STATED EXERCISE:
From the listing below, pick out each line with the word "this".

• • • •

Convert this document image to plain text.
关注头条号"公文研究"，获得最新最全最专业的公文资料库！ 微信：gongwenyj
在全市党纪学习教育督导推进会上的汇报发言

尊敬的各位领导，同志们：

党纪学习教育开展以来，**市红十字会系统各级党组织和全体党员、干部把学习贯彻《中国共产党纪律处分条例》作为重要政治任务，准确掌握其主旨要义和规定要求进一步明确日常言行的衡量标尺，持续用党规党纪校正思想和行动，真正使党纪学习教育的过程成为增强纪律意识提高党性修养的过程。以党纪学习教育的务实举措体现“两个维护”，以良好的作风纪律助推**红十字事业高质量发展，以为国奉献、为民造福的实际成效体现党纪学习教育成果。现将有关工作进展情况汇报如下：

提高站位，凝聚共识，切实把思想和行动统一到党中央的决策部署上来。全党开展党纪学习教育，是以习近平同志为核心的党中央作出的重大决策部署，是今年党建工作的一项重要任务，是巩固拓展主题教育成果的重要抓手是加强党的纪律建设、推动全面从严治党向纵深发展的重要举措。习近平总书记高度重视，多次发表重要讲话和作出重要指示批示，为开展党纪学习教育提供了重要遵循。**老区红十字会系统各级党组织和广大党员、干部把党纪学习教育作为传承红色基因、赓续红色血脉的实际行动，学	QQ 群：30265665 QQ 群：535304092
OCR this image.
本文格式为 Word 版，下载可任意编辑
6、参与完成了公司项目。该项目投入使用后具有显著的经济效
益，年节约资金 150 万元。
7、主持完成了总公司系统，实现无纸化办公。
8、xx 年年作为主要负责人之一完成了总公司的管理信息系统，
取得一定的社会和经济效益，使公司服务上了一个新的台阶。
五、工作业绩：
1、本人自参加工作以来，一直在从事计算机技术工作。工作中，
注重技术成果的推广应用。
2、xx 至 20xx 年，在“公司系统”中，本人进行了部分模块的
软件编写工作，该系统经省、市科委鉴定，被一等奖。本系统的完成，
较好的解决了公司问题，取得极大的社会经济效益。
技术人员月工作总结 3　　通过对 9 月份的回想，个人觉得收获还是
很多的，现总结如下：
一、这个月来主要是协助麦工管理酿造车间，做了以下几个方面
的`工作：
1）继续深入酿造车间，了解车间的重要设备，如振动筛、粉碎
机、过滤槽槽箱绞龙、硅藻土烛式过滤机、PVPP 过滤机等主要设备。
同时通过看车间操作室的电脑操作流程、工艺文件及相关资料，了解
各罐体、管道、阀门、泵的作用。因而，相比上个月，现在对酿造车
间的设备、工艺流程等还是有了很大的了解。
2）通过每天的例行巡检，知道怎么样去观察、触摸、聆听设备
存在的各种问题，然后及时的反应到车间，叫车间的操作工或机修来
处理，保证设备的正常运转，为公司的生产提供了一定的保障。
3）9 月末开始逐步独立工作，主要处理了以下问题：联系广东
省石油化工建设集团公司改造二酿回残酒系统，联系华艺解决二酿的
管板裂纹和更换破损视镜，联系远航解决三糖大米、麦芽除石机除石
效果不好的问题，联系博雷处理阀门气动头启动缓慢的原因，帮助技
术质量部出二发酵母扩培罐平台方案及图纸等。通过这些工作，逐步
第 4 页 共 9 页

• • • •

FINAL ANSWER:
Convert this document image to plain text.
OCR this image.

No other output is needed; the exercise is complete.